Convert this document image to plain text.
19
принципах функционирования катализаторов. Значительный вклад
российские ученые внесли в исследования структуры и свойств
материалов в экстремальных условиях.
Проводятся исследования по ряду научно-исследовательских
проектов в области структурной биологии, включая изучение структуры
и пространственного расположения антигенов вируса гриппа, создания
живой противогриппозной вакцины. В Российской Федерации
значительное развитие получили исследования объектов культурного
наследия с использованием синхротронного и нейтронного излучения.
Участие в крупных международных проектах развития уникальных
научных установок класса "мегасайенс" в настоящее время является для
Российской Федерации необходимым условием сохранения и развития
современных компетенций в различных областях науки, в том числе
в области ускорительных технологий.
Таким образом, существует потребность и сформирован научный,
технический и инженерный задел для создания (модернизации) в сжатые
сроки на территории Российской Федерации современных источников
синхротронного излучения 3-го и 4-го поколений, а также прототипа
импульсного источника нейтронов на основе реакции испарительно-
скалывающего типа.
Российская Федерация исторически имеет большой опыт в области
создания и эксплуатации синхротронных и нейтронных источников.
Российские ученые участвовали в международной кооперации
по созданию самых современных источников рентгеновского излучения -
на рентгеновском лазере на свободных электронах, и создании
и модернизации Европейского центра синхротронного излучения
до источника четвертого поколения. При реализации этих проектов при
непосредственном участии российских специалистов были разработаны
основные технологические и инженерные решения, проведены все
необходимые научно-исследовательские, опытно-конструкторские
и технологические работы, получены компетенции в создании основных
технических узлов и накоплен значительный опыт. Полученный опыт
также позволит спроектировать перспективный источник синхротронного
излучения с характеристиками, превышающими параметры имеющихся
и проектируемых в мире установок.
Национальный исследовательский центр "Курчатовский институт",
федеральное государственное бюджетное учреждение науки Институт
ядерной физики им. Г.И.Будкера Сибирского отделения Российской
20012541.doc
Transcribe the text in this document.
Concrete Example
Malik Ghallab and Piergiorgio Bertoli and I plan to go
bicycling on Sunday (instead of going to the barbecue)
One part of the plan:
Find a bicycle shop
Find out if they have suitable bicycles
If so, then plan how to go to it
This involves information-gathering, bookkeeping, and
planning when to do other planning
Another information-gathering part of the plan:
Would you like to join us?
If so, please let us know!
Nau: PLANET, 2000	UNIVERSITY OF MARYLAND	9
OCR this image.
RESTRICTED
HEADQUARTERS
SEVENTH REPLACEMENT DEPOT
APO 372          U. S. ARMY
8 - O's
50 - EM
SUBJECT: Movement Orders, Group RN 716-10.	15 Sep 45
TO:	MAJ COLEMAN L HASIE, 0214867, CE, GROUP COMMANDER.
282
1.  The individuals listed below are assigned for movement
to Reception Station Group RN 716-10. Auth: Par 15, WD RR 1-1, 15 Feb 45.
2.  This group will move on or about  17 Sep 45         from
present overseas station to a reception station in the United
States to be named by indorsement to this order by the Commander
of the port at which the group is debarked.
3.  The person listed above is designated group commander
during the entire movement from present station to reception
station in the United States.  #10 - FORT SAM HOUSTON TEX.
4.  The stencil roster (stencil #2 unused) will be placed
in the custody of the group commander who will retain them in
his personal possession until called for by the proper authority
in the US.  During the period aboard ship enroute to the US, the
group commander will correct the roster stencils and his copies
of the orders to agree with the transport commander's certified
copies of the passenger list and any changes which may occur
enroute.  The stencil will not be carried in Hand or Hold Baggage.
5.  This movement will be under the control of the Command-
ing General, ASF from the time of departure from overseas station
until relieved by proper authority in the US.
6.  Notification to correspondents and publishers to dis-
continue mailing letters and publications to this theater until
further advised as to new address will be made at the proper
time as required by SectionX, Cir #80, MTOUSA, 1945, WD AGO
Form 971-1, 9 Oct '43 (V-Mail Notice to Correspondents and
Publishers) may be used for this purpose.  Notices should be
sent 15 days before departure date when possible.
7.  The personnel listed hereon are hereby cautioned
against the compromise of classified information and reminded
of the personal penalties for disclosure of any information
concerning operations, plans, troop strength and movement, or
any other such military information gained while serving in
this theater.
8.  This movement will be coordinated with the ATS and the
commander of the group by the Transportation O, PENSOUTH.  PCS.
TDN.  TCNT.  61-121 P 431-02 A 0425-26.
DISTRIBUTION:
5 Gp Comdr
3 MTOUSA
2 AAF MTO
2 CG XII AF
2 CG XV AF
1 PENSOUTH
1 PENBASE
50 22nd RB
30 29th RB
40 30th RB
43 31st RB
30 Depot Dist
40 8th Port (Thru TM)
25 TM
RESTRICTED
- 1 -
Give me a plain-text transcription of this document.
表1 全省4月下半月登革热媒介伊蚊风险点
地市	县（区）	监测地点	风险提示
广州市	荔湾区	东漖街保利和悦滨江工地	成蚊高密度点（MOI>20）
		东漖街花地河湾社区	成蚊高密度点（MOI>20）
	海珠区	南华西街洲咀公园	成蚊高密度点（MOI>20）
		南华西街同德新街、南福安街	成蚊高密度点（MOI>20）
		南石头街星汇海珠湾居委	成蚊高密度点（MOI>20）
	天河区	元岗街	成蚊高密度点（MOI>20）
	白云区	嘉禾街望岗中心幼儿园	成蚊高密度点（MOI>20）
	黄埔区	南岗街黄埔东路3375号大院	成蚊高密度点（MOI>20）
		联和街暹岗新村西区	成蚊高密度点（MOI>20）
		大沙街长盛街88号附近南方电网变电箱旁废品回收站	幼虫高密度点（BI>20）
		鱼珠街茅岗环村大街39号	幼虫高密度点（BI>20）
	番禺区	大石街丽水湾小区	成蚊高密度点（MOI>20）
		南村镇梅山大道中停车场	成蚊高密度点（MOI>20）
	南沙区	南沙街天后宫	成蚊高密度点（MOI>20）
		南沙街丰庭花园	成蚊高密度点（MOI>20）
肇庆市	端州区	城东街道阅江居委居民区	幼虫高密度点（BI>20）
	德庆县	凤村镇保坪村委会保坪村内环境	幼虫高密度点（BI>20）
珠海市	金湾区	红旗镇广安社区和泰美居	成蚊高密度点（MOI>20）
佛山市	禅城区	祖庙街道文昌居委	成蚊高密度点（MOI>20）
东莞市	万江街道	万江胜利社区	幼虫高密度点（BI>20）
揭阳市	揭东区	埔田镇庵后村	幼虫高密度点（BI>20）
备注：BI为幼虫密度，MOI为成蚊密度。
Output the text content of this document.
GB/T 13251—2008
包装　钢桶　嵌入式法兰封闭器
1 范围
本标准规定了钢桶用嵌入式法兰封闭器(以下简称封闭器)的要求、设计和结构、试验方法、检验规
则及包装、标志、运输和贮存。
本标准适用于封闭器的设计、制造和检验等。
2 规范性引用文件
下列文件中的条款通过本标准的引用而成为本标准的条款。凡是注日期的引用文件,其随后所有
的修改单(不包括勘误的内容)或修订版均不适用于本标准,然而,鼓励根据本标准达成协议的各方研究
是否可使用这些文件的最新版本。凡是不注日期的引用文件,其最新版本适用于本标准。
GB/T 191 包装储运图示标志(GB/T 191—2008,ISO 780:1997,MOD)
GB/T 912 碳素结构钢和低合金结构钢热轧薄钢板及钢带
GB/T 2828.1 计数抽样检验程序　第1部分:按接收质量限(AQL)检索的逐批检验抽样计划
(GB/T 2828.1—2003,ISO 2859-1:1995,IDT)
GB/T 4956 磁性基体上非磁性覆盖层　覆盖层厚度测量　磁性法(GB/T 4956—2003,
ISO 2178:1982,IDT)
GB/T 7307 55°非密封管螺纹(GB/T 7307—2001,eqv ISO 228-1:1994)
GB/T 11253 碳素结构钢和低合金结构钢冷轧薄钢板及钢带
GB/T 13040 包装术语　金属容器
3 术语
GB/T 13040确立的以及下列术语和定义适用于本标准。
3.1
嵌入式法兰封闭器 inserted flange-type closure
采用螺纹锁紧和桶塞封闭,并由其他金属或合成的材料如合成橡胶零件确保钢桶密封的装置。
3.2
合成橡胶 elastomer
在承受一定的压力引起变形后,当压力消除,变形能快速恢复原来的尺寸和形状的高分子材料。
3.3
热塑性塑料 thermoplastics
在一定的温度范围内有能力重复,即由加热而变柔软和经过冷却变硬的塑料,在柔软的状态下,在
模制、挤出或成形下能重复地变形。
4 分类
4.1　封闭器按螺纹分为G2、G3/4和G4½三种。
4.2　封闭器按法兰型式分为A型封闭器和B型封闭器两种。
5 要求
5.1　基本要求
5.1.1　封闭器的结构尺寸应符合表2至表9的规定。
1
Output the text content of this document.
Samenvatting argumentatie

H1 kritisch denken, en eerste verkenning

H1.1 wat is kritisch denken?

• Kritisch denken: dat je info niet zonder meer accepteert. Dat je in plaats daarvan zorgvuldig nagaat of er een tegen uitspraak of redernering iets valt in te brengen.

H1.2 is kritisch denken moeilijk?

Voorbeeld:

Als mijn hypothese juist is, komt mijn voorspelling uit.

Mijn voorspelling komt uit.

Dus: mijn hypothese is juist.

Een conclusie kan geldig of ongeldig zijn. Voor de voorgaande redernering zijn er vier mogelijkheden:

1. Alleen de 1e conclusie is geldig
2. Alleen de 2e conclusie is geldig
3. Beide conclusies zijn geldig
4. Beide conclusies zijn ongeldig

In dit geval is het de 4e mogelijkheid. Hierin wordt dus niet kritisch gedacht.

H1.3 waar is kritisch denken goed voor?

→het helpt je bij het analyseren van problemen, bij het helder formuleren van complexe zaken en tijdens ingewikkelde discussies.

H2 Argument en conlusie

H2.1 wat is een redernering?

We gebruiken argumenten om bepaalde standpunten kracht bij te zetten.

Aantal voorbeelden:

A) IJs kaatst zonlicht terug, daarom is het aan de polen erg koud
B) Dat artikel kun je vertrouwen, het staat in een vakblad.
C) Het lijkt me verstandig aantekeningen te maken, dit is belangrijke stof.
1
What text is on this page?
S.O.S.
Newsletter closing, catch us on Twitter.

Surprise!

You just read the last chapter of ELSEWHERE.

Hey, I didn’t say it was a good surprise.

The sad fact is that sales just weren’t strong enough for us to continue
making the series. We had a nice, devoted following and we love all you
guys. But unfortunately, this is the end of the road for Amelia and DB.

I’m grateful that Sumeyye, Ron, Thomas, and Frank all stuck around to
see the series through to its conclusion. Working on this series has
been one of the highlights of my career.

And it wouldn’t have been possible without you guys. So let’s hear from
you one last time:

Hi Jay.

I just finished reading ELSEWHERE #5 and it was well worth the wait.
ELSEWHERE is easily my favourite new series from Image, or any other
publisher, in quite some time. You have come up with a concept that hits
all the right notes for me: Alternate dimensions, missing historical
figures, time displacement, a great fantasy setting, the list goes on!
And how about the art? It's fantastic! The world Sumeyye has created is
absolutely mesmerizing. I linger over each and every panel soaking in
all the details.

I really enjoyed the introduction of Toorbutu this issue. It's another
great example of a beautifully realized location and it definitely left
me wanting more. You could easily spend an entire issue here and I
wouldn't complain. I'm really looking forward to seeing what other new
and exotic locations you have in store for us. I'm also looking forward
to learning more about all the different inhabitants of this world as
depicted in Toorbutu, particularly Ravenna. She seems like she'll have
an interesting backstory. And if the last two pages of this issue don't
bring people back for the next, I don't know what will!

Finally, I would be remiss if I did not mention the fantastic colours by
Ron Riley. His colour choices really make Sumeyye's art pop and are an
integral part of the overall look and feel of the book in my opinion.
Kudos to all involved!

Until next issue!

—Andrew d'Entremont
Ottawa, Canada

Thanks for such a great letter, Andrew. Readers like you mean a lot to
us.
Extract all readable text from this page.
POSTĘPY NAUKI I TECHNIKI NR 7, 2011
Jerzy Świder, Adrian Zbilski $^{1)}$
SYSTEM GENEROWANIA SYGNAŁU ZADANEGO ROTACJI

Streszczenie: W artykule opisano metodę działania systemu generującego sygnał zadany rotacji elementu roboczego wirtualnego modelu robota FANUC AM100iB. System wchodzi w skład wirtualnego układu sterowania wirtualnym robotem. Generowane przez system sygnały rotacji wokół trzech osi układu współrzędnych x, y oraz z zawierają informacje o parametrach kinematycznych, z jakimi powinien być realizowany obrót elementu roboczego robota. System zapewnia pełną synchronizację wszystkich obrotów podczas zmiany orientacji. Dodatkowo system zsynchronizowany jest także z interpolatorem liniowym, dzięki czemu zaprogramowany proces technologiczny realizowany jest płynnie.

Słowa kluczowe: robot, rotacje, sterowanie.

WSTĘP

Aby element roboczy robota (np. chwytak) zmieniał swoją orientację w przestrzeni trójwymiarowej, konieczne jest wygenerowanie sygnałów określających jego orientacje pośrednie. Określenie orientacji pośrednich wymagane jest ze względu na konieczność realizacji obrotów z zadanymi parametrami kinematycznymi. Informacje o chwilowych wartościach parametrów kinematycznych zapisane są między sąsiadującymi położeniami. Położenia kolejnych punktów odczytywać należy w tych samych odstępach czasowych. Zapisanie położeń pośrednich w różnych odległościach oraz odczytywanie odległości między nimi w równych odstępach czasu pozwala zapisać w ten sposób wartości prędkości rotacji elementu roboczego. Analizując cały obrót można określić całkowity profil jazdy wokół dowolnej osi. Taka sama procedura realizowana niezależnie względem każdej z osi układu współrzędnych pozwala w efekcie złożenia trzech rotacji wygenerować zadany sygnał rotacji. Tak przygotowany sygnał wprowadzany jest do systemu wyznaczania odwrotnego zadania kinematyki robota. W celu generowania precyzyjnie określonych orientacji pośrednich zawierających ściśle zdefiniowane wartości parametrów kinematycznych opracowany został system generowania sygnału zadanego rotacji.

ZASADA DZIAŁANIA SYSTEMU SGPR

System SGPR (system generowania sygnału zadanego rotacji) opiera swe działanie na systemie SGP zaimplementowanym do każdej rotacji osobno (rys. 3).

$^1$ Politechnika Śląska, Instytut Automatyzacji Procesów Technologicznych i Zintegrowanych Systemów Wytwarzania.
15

****

• _REQUIREMENT_: Pick out and copy every line that contains the word "PENSOUTH".

• _EXERCISE SOLUTION_:
commander of the group by the Transportation O, PENSOUTH.  PCS.
1 PENSOUTH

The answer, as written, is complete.